TEXTE CITÉ:
══════════════════════════════

Mes Mémoires Vous êtes ici : Accueil > Accueil > Bibliothèque
Page précédente | Imprimer

Chapitre CCXVI


Victor Escousse et Auguste Lebras.

Sur ces entrefaites, on joua, au Théâtre-Français, le drame de Pierre III, du malheureux Escousse. Je n'ai pas vu Pierre III je l'ai fait chercher pour le lire : le drame n'a pas été imprimé, à ce qu'il paraît.
Voici ce qu'en dit Lesur dans son Annuaire de 1831 :

Théâtre Français 28 décembre. Première représentaion de Pierre III drame en cinq actes en vers, par M. Escousse.
« La chute de cet ouvrage porta un coup fatal à son auteur, enivré peut-être du succès de Farruck le Maure. Dans Pierre III, l'histoire, ni la vraisemblance, ni la raison n'étaient respectées. C'était un déplorable échantillon de cette littérature frénétique et barbare ces deux épithètes sont à mon adresse mise à la mode par des hommes d'un talent trop réel pour que leur exemple n'entraînât point de déplorables imitations. Mais qui pouvait se douter que la vie de l'auteur fût attachée à celle de son oeuvre ? Encore une épreuve, encore une chute et le malheureux jeune homme devait mourir !... »
En effet, bientôt Victor Escousse et Auguste Lebras donnent en collaboration, à la Gaieté, le drame de Raymond, qui tombe.
Il faut que la critique se soit bien cruellement déchaînée contre ce drame, puisque nous trouvons, après les derniers mots de la pièce, en post-scriptum, ces quelques lignes, signées de l'un des auteurs :

« P. – S. – Cet ouvrage nous a suscité beaucoup de critiques, et, il faut dire, peu de personnes ont tenu compte à deux pauvres jeunes gens, dont le plus âgé a vingt ans à peine, d'une tentative qu'ils ont faite pour intéresser avec cinq personnages, en proscrivant tous les accessoires du mélodrame. Mon intention, cependant, n'est point de chercher à nous défendre. Je veux seulement publier la reconnaissance que je dois à Victor Escousse, qui, pour me frayer une entrée au théâtre, m'a admis à sa collaboration ; je veux aussi le défendre, autant qu'il est en mon pouvoir, contre les calomnies qui, dans le monde, attaquent son caractère comme homme, et lui imputent une vanité ridicule que je n'ai point remarquée en lui. Je le dirai hautement, je n'ai eu qu'à me louer de ses procédés à mon égard, non seulement comme collaborateur, mais encore comme ami. Puisse ce peu de mots, que j'écris avec franchise, amortir les traits que la haine se plaît à lancer contre un jeune homme dont le talent, je l'espère, étouffera, un jour, les paroles de ceux qui l'attaquent sans le connaître ! »
                    « Auguste Lebras ».

══════════════════════════════

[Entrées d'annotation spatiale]
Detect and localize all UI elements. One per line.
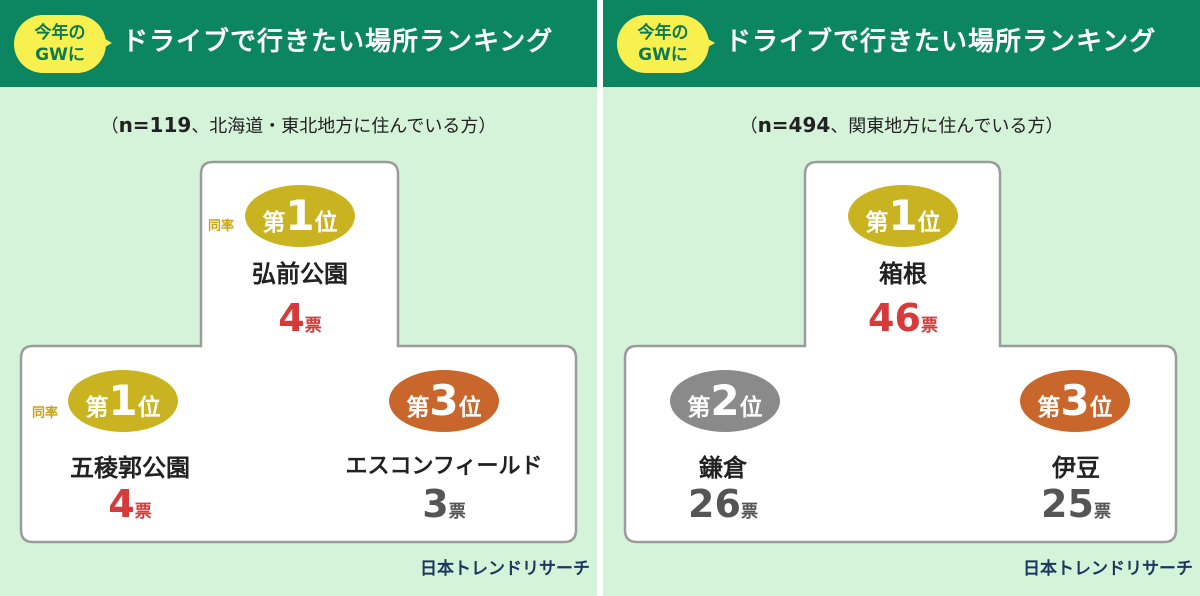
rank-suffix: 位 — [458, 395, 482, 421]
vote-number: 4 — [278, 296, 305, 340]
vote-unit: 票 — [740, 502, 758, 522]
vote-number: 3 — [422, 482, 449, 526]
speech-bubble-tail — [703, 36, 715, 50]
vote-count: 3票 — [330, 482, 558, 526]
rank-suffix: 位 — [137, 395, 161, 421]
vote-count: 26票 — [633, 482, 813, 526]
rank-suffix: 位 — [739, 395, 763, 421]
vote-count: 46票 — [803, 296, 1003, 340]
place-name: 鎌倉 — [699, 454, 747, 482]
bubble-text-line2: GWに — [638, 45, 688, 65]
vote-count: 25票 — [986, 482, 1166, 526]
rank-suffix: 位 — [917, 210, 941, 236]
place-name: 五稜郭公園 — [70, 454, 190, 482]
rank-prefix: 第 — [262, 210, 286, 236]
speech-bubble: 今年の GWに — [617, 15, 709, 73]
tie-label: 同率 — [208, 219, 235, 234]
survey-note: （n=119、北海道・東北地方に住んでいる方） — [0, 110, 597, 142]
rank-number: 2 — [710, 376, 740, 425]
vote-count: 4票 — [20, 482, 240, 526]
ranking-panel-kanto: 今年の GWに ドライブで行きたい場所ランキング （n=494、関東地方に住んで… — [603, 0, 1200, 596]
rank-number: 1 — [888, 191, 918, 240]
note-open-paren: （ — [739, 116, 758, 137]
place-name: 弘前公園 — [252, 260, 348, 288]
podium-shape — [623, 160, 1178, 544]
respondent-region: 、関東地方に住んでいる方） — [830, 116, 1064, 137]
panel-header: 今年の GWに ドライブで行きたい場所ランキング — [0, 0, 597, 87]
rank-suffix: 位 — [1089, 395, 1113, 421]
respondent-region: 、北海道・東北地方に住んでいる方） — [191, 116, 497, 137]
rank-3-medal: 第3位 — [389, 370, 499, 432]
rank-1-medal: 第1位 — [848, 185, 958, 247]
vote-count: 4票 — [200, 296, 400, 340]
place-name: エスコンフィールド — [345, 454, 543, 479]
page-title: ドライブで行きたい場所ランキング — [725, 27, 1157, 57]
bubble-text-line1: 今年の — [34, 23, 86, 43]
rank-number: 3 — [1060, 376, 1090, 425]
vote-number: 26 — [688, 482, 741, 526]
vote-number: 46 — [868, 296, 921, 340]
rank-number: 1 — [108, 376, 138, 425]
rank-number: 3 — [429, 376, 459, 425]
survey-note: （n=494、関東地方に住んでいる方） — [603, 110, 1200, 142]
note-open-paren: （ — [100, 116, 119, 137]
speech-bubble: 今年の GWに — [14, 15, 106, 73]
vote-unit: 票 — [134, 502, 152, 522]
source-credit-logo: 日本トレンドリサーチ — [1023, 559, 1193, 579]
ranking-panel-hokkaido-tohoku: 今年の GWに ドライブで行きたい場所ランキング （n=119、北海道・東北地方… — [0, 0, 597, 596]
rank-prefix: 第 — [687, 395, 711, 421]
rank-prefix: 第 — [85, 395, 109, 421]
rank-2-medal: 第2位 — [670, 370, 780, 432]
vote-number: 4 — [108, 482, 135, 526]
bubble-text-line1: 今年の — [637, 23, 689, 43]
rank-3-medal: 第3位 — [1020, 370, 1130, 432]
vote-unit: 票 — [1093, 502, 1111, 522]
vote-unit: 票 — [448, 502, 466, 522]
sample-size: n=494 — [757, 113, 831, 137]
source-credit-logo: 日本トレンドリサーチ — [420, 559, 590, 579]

══════════════════════════════

CONSIGNE ÉCRITE A:
Reproduisez fidèlement le passage du texte cité qui s'ouvre sur les mots « Voici ce qu'en » et se clôt sur « Raymond, qui tombe. ».
CONSIGNE ÉCRITE B:
Recopiez à l'identique les lignes des entrées, depuis celle qui contient « rank-suffix: 位 — [458, 395, 482, 421] » jusqu'à celle qui contient « rank-number: 3 — [429, 376, 459, 425] », ces deux lignes incluses.
Le texte cité et les entrées ne présentent aucun lien entre eux.

RÉPONSE RÉDIGÉE A:
Voici ce qu'en dit Lesur dans son Annuaire de 1831 :

Théâtre Français 28 décembre. Première représentaion de Pierre III drame en cinq actes en vers, par M. Escousse.
« La chute de cet ouvrage porta un coup fatal à son auteur, enivré peut-être du succès de Farruck le Maure. Dans Pierre III, l'histoire, ni la vraisemblance, ni la raison n'étaient respectées. C'était un déplorable échantillon de cette littérature frénétique et barbare ces deux épithètes sont à mon adresse mise à la mode par des hommes d'un talent trop réel pour que leur exemple n'entraînât point de déplorables imitations. Mais qui pouvait se douter que la vie de l'auteur fût attachée à celle de son oeuvre ? Encore une épreuve, encore une chute et le malheureux jeune homme devait mourir !... »
En effet, bientôt Victor Escousse et Auguste Lebras donnent en collaboration, à la Gaieté, le drame de Raymond, qui tombe.

RÉPONSE RÉDIGÉE B:
rank-suffix: 位 — [458, 395, 482, 421]
vote-number: 4 — [278, 296, 305, 340]
vote-unit: 票 — [740, 502, 758, 522]
vote-number: 3 — [422, 482, 449, 526]
speech-bubble-tail — [703, 36, 715, 50]
vote-count: 3票 — [330, 482, 558, 526]
rank-suffix: 位 — [137, 395, 161, 421]
vote-count: 26票 — [633, 482, 813, 526]
rank-suffix: 位 — [739, 395, 763, 421]
vote-count: 46票 — [803, 296, 1003, 340]
place-name: 鎌倉 — [699, 454, 747, 482]
bubble-text-line2: GWに — [638, 45, 688, 65]
vote-count: 25票 — [986, 482, 1166, 526]
rank-suffix: 位 — [917, 210, 941, 236]
place-name: 五稜郭公園 — [70, 454, 190, 482]
rank-prefix: 第 — [262, 210, 286, 236]
speech-bubble: 今年の GWに — [617, 15, 709, 73]
tie-label: 同率 — [208, 219, 235, 234]
survey-note: （n=119、北海道・東北地方に住んでいる方） — [0, 110, 597, 142]
rank-number: 2 — [710, 376, 740, 425]
vote-count: 4票 — [20, 482, 240, 526]
ranking-panel-kanto: 今年の GWに ドライブで行きたい場所ランキング （n=494、関東地方に住んで… — [603, 0, 1200, 596]
rank-number: 1 — [888, 191, 918, 240]
note-open-paren: （ — [739, 116, 758, 137]
place-name: 弘前公園 — [252, 260, 348, 288]
podium-shape — [623, 160, 1178, 544]
respondent-region: 、関東地方に住んでいる方） — [830, 116, 1064, 137]
panel-header: 今年の GWに ドライブで行きたい場所ランキング — [0, 0, 597, 87]
rank-suffix: 位 — [1089, 395, 1113, 421]
respondent-region: 、北海道・東北地方に住んでいる方） — [191, 116, 497, 137]
rank-3-medal: 第3位 — [389, 370, 499, 432]
rank-1-medal: 第1位 — [848, 185, 958, 247]
vote-count: 4票 — [200, 296, 400, 340]
place-name: エスコンフィールド — [345, 454, 543, 479]
page-title: ドライブで行きたい場所ランキング — [725, 27, 1157, 57]
bubble-text-line1: 今年の — [34, 23, 86, 43]
rank-number: 3 — [1060, 376, 1090, 425]
vote-number: 26 — [688, 482, 741, 526]
vote-number: 46 — [868, 296, 921, 340]
rank-number: 1 — [108, 376, 138, 425]
rank-number: 3 — [429, 376, 459, 425]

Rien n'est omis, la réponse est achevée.